_Given instruction_:
Extract every line of text from all the items below verbatim, and leave the pictures out of your answer.

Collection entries
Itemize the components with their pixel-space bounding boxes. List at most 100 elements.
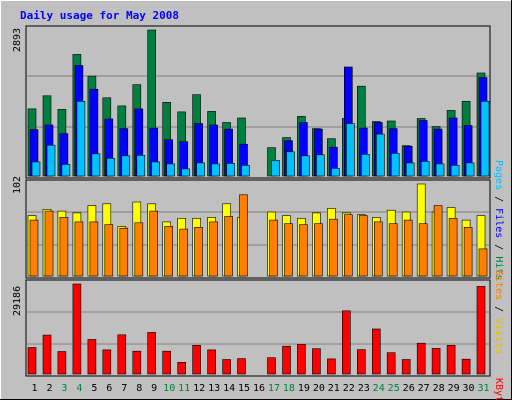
legend-visits: Visits xyxy=(493,318,504,354)
sites-bar-day-6 xyxy=(104,224,114,277)
day-axis-labels: 1 2 3 4 5 6 7 8 9 10 11 12 13 14 15 16 17 18 19 20 21 22 23 24 2… xyxy=(31,383,489,394)
legend-pages: Pages xyxy=(493,160,504,190)
sites-bar-day-31 xyxy=(478,248,488,277)
kbytes-bar-day-29 xyxy=(446,344,456,375)
kbytes-bar-day-24 xyxy=(371,328,381,375)
legend-files: Files xyxy=(493,208,504,238)
kbytes-bar-day-23 xyxy=(356,349,366,375)
kbytes-bar-day-17 xyxy=(267,357,276,375)
pages-bar-day-30 xyxy=(465,162,475,177)
day-label-3: 3 xyxy=(61,383,67,394)
kbytes-bar-day-3 xyxy=(57,351,67,375)
pages-bar-day-23 xyxy=(360,154,370,177)
kbytes-bar-day-19 xyxy=(297,344,306,375)
pages-bar-day-13 xyxy=(211,163,220,177)
legend-hits: Hits xyxy=(493,256,504,280)
pages-bar-day-6 xyxy=(106,158,116,177)
pages-bar-day-28 xyxy=(435,163,445,177)
sites-bar-day-2 xyxy=(44,210,54,277)
day-label-20: 20 xyxy=(313,383,325,394)
pages-bar-day-19 xyxy=(301,155,310,177)
sites-bar-day-5 xyxy=(89,221,99,277)
kbytes-bar-day-30 xyxy=(461,358,471,375)
kbytes-bar-day-15 xyxy=(237,358,246,375)
kbytes-bar-day-31 xyxy=(476,286,486,375)
kbytes-bar-day-4 xyxy=(72,283,82,375)
legend-sep-1: / xyxy=(493,190,504,208)
sites-bar-day-7 xyxy=(119,227,129,277)
pages-bar-day-7 xyxy=(121,155,131,177)
day-label-17: 17 xyxy=(268,383,280,394)
pages-bar-day-29 xyxy=(450,165,460,177)
day-label-6: 6 xyxy=(106,383,112,394)
sites-bar-day-8 xyxy=(134,222,144,277)
day-label-7: 7 xyxy=(121,383,127,394)
sites-bar-day-21 xyxy=(329,218,338,277)
pages-bar-day-9 xyxy=(151,161,160,177)
sites-bar-day-26 xyxy=(403,219,413,277)
kbytes-bar-day-1 xyxy=(27,347,37,375)
sites-bar-day-18 xyxy=(284,223,293,277)
kbytes-bar-day-28 xyxy=(431,348,441,375)
day-label-24: 24 xyxy=(373,383,385,394)
pages-bar-day-1 xyxy=(31,161,41,177)
legend-sites: Sites xyxy=(493,270,504,300)
kbytes-panel-legend: KBytes xyxy=(493,378,504,400)
kbytes-bar-day-6 xyxy=(102,349,112,375)
day-label-25: 25 xyxy=(388,383,400,394)
day-label-16: 16 xyxy=(253,383,265,394)
sites-bar-day-14 xyxy=(224,216,233,277)
hits-panel xyxy=(25,25,491,179)
kbytes-bar-day-13 xyxy=(207,349,216,375)
day-label-23: 23 xyxy=(358,383,370,394)
day-label-13: 13 xyxy=(208,383,220,394)
sites-bar-day-24 xyxy=(373,221,383,277)
sites-bar-day-27 xyxy=(418,223,428,277)
day-label-22: 22 xyxy=(343,383,355,394)
pages-bar-day-3 xyxy=(61,164,71,177)
chart-title: Daily usage for May 2008 xyxy=(20,9,179,22)
pages-bar-day-15 xyxy=(241,165,250,177)
sites-bar-day-22 xyxy=(343,214,353,277)
hits-panel-legend: Pages / Files / Hits xyxy=(493,160,504,280)
day-label-18: 18 xyxy=(283,383,295,394)
sites-bar-day-15 xyxy=(239,194,248,277)
sites-bar-day-1 xyxy=(29,219,39,277)
sites-bar-day-19 xyxy=(299,224,308,277)
kbytes-bar-day-10 xyxy=(162,350,171,375)
pages-bar-day-11 xyxy=(181,168,190,177)
pages-bar-day-18 xyxy=(286,151,295,177)
kbytes-panel xyxy=(25,279,491,377)
kbytes-bar-day-14 xyxy=(222,359,231,375)
kbytes-bar-day-11 xyxy=(177,361,186,375)
day-label-12: 12 xyxy=(193,383,205,394)
day-label-9: 9 xyxy=(151,383,157,394)
pages-bar-day-27 xyxy=(420,161,430,177)
sites-bar-day-30 xyxy=(463,227,473,277)
sites-bar-day-10 xyxy=(164,226,173,277)
kbytes-max-label: 29186 xyxy=(12,286,23,316)
day-label-21: 21 xyxy=(328,383,340,394)
day-label-10: 10 xyxy=(163,383,175,394)
kbytes-bar-day-9 xyxy=(147,332,156,375)
day-label-26: 26 xyxy=(403,383,415,394)
sites-bar-day-23 xyxy=(358,215,368,277)
sites-bar-day-28 xyxy=(433,205,443,277)
day-label-1: 1 xyxy=(31,383,37,394)
kbytes-bar-day-22 xyxy=(341,310,351,375)
kbytes-bar-day-12 xyxy=(192,344,201,375)
day-label-29: 29 xyxy=(448,383,460,394)
kbytes-bar-day-8 xyxy=(132,350,142,375)
pages-bar-day-10 xyxy=(166,163,175,177)
day-label-15: 15 xyxy=(238,383,250,394)
legend-sep-3: / xyxy=(493,300,504,318)
day-label-14: 14 xyxy=(223,383,235,394)
sites-bar-day-12 xyxy=(194,227,203,277)
pages-bar-day-12 xyxy=(196,162,205,177)
day-label-19: 19 xyxy=(298,383,310,394)
kbytes-bar-day-21 xyxy=(327,358,336,375)
pages-bar-day-25 xyxy=(390,153,400,177)
visits-max-label: 102 xyxy=(12,176,23,194)
day-label-4: 4 xyxy=(76,383,82,394)
sites-bar-day-13 xyxy=(209,221,218,277)
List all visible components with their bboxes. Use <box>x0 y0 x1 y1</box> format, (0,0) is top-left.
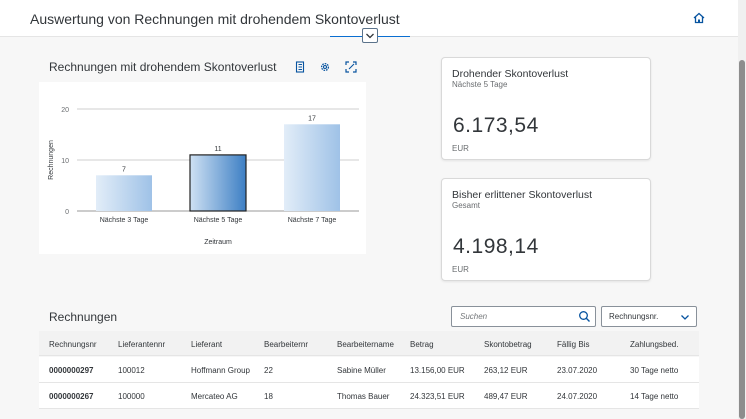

_Solution for this exercise_:
Itemize the components with their pixel-space bounding boxes. List at most 100 elements.
legend-visits: Visits xyxy=(493,318,504,354)
sites-bar-day-6 xyxy=(104,224,114,277)
day-axis-labels: 1 2 3 4 5 6 7 8 9 10 11 12 13 14 15 16 17 18 19 20 21 22 23 24 2… xyxy=(31,383,489,394)
legend-pages: Pages xyxy=(493,160,504,190)
sites-bar-day-31 xyxy=(478,248,488,277)
kbytes-bar-day-29 xyxy=(446,344,456,375)
kbytes-bar-day-24 xyxy=(371,328,381,375)
legend-files: Files xyxy=(493,208,504,238)
kbytes-bar-day-23 xyxy=(356,349,366,375)
kbytes-bar-day-17 xyxy=(267,357,276,375)
pages-bar-day-30 xyxy=(465,162,475,177)
day-label-3: 3 xyxy=(61,383,67,394)
kbytes-bar-day-3 xyxy=(57,351,67,375)
pages-bar-day-23 xyxy=(360,154,370,177)
kbytes-bar-day-19 xyxy=(297,344,306,375)
pages-bar-day-13 xyxy=(211,163,220,177)
legend-hits: Hits xyxy=(493,256,504,280)
pages-bar-day-6 xyxy=(106,158,116,177)
pages-bar-day-28 xyxy=(435,163,445,177)
sites-bar-day-2 xyxy=(44,210,54,277)
day-label-20: 20 xyxy=(313,383,325,394)
pages-bar-day-19 xyxy=(301,155,310,177)
sites-bar-day-5 xyxy=(89,221,99,277)
kbytes-bar-day-30 xyxy=(461,358,471,375)
kbytes-bar-day-15 xyxy=(237,358,246,375)
kbytes-bar-day-31 xyxy=(476,286,486,375)
kbytes-bar-day-4 xyxy=(72,283,82,375)
legend-sep-1: / xyxy=(493,190,504,208)
sites-bar-day-7 xyxy=(119,227,129,277)
pages-bar-day-7 xyxy=(121,155,131,177)
day-label-17: 17 xyxy=(268,383,280,394)
pages-bar-day-29 xyxy=(450,165,460,177)
day-label-6: 6 xyxy=(106,383,112,394)
sites-bar-day-8 xyxy=(134,222,144,277)
day-label-7: 7 xyxy=(121,383,127,394)
sites-bar-day-21 xyxy=(329,218,338,277)
pages-bar-day-9 xyxy=(151,161,160,177)
sites-bar-day-26 xyxy=(403,219,413,277)
kbytes-bar-day-1 xyxy=(27,347,37,375)
sites-bar-day-18 xyxy=(284,223,293,277)
kbytes-bar-day-28 xyxy=(431,348,441,375)
day-label-24: 24 xyxy=(373,383,385,394)
pages-bar-day-1 xyxy=(31,161,41,177)
legend-sites: Sites xyxy=(493,270,504,300)
kbytes-panel-legend: KBytes xyxy=(493,378,504,400)
kbytes-bar-day-6 xyxy=(102,349,112,375)
day-label-25: 25 xyxy=(388,383,400,394)
day-label-16: 16 xyxy=(253,383,265,394)
sites-bar-day-14 xyxy=(224,216,233,277)
hits-panel xyxy=(25,25,491,179)
kbytes-bar-day-13 xyxy=(207,349,216,375)
day-label-23: 23 xyxy=(358,383,370,394)
day-label-13: 13 xyxy=(208,383,220,394)
sites-bar-day-24 xyxy=(373,221,383,277)
sites-bar-day-27 xyxy=(418,223,428,277)
day-label-22: 22 xyxy=(343,383,355,394)
pages-bar-day-3 xyxy=(61,164,71,177)
chart-title: Daily usage for May 2008 xyxy=(20,9,179,22)
pages-bar-day-15 xyxy=(241,165,250,177)
sites-bar-day-22 xyxy=(343,214,353,277)
hits-panel-legend: Pages / Files / Hits xyxy=(493,160,504,280)
day-label-18: 18 xyxy=(283,383,295,394)
sites-bar-day-15 xyxy=(239,194,248,277)
sites-bar-day-1 xyxy=(29,219,39,277)
sites-bar-day-19 xyxy=(299,224,308,277)
kbytes-bar-day-10 xyxy=(162,350,171,375)
pages-bar-day-11 xyxy=(181,168,190,177)
pages-bar-day-18 xyxy=(286,151,295,177)
kbytes-panel xyxy=(25,279,491,377)
kbytes-bar-day-14 xyxy=(222,359,231,375)
kbytes-bar-day-11 xyxy=(177,361,186,375)
day-label-12: 12 xyxy=(193,383,205,394)
day-label-9: 9 xyxy=(151,383,157,394)
pages-bar-day-27 xyxy=(420,161,430,177)
sites-bar-day-30 xyxy=(463,227,473,277)
sites-bar-day-10 xyxy=(164,226,173,277)
kbytes-max-label: 29186 xyxy=(12,286,23,316)
day-label-21: 21 xyxy=(328,383,340,394)
day-label-10: 10 xyxy=(163,383,175,394)
kbytes-bar-day-9 xyxy=(147,332,156,375)
day-label-26: 26 xyxy=(403,383,415,394)
sites-bar-day-23 xyxy=(358,215,368,277)
sites-bar-day-28 xyxy=(433,205,443,277)
day-label-1: 1 xyxy=(31,383,37,394)
kbytes-bar-day-22 xyxy=(341,310,351,375)
kbytes-bar-day-12 xyxy=(192,344,201,375)
day-label-29: 29 xyxy=(448,383,460,394)
kbytes-bar-day-8 xyxy=(132,350,142,375)
pages-bar-day-10 xyxy=(166,163,175,177)
day-label-15: 15 xyxy=(238,383,250,394)
legend-sep-3: / xyxy=(493,300,504,318)
day-label-14: 14 xyxy=(223,383,235,394)
sites-bar-day-12 xyxy=(194,227,203,277)
pages-bar-day-12 xyxy=(196,162,205,177)
day-label-19: 19 xyxy=(298,383,310,394)
kbytes-bar-day-21 xyxy=(327,358,336,375)
pages-bar-day-25 xyxy=(390,153,400,177)
visits-max-label: 102 xyxy=(12,176,23,194)
day-label-4: 4 xyxy=(76,383,82,394)
sites-bar-day-13 xyxy=(209,221,218,277)
List all visible components with their bboxes. Use <box>x0 y0 x1 y1</box> format, (0,0) is top-left.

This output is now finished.